EXERCISE AIM
Each entry below should be echoed exactly, with pictures omitted.

(Saved entries)
· · · · ·

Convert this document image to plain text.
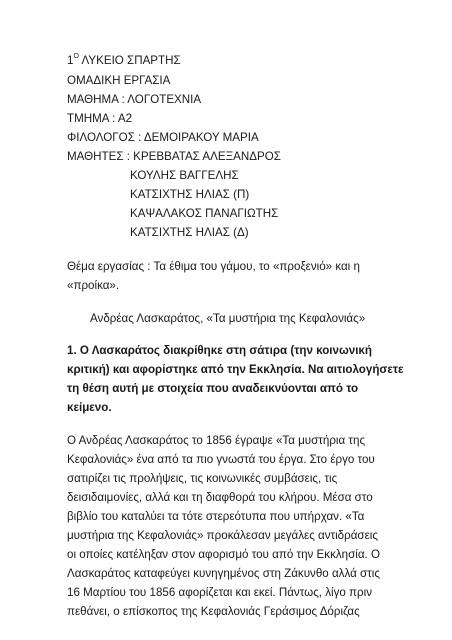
$1^O$ ΛΥΚΕΙΟ ΣΠΑΡΤΗΣ
ΟΜΑΔΙΚΗ ΕΡΓΑΣΙΑ
ΜΑΘΗΜΑ : ΛΟΓΟΤΕΧΝΙΑ
ΤΜΗΜΑ : Α2
ΦΙΛΟΛΟΓΟΣ : ΔΕΜΟΙΡΑΚΟΥ ΜΑΡΙΑ
ΜΑΘΗΤΕΣ : ΚΡΕΒΒΑΤΑΣ ΑΛΕΞΑΝΔΡΟΣ
ΚΟΥΛΗΣ ΒΑΓΓΕΛΗΣ
ΚΑΤΣΙΧΤΗΣ ΗΛΙΑΣ (Π)
ΚΑΨΑΛΑΚΟΣ ΠΑΝΑΓΙΩΤΗΣ
ΚΑΤΣΙΧΤΗΣ ΗΛΙΑΣ (Δ)
Θέμα εργασίας : Τα έθιμα του γάμου, το «προξενιό» και η
«προίκα».
Ανδρέας Λασκαράτος, «Τα μυστήρια της Κεφαλονιάς»
1. Ο Λασκαράτος διακρίθηκε στη σάτιρα (την κοινωνική
κριτική) και αφορίστηκε από την Εκκλησία. Να αιτιολογήσετε
τη θέση αυτή με στοιχεία που αναδεικνύονται από το
κείμενο.
Ο Ανδρέας Λασκαράτος το 1856 έγραψε «Τα μυστήρια της
Κεφαλονιάς» ένα από τα πιο γνωστά του έργα. Στο έργο του
σατιρίζει τις προλήψεις, τις κοινωνικές συμβάσεις, τις
δεισιδαιμονίες, αλλά και τη διαφθορά του κλήρου. Μέσα στο
βιβλίο του καταλύει τα τότε στερεότυπα που υπήρχαν. «Τα
μυστήρια της Κεφαλονιάς» προκάλεσαν μεγάλες αντιδράσεις
οι οποίες κατέληξαν στον αφορισμό του από την Εκκλησία. Ο
Λασκαράτος καταφεύγει κυνηγημένος στη Ζάκυνθο αλλά στις
16 Μαρτίου του 1856 αφορίζεται και εκεί. Πάντως, λίγο πριν
πεθάνει, ο επίσκοπος της Κεφαλονιάς Γεράσιμος Δόριζας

· · · · ·

SOLUTION TO THIS TASK
Convert this document image to plain text.
$1^O$ ΛΥΚΕΙΟ ΣΠΑΡΤΗΣ
ΟΜΑΔΙΚΗ ΕΡΓΑΣΙΑ
ΜΑΘΗΜΑ : ΛΟΓΟΤΕΧΝΙΑ
ΤΜΗΜΑ : Α2
ΦΙΛΟΛΟΓΟΣ : ΔΕΜΟΙΡΑΚΟΥ ΜΑΡΙΑ
ΜΑΘΗΤΕΣ : ΚΡΕΒΒΑΤΑΣ ΑΛΕΞΑΝΔΡΟΣ
ΚΟΥΛΗΣ ΒΑΓΓΕΛΗΣ
ΚΑΤΣΙΧΤΗΣ ΗΛΙΑΣ (Π)
ΚΑΨΑΛΑΚΟΣ ΠΑΝΑΓΙΩΤΗΣ
ΚΑΤΣΙΧΤΗΣ ΗΛΙΑΣ (Δ)
Θέμα εργασίας : Τα έθιμα του γάμου, το «προξενιό» και η
«προίκα».
Ανδρέας Λασκαράτος, «Τα μυστήρια της Κεφαλονιάς»
1. Ο Λασκαράτος διακρίθηκε στη σάτιρα (την κοινωνική
κριτική) και αφορίστηκε από την Εκκλησία. Να αιτιολογήσετε
τη θέση αυτή με στοιχεία που αναδεικνύονται από το
κείμενο.
Ο Ανδρέας Λασκαράτος το 1856 έγραψε «Τα μυστήρια της
Κεφαλονιάς» ένα από τα πιο γνωστά του έργα. Στο έργο του
σατιρίζει τις προλήψεις, τις κοινωνικές συμβάσεις, τις
δεισιδαιμονίες, αλλά και τη διαφθορά του κλήρου. Μέσα στο
βιβλίο του καταλύει τα τότε στερεότυπα που υπήρχαν. «Τα
μυστήρια της Κεφαλονιάς» προκάλεσαν μεγάλες αντιδράσεις
οι οποίες κατέληξαν στον αφορισμό του από την Εκκλησία. Ο
Λασκαράτος καταφεύγει κυνηγημένος στη Ζάκυνθο αλλά στις
16 Μαρτίου του 1856 αφορίζεται και εκεί. Πάντως, λίγο πριν
πεθάνει, ο επίσκοπος της Κεφαλονιάς Γεράσιμος Δόριζας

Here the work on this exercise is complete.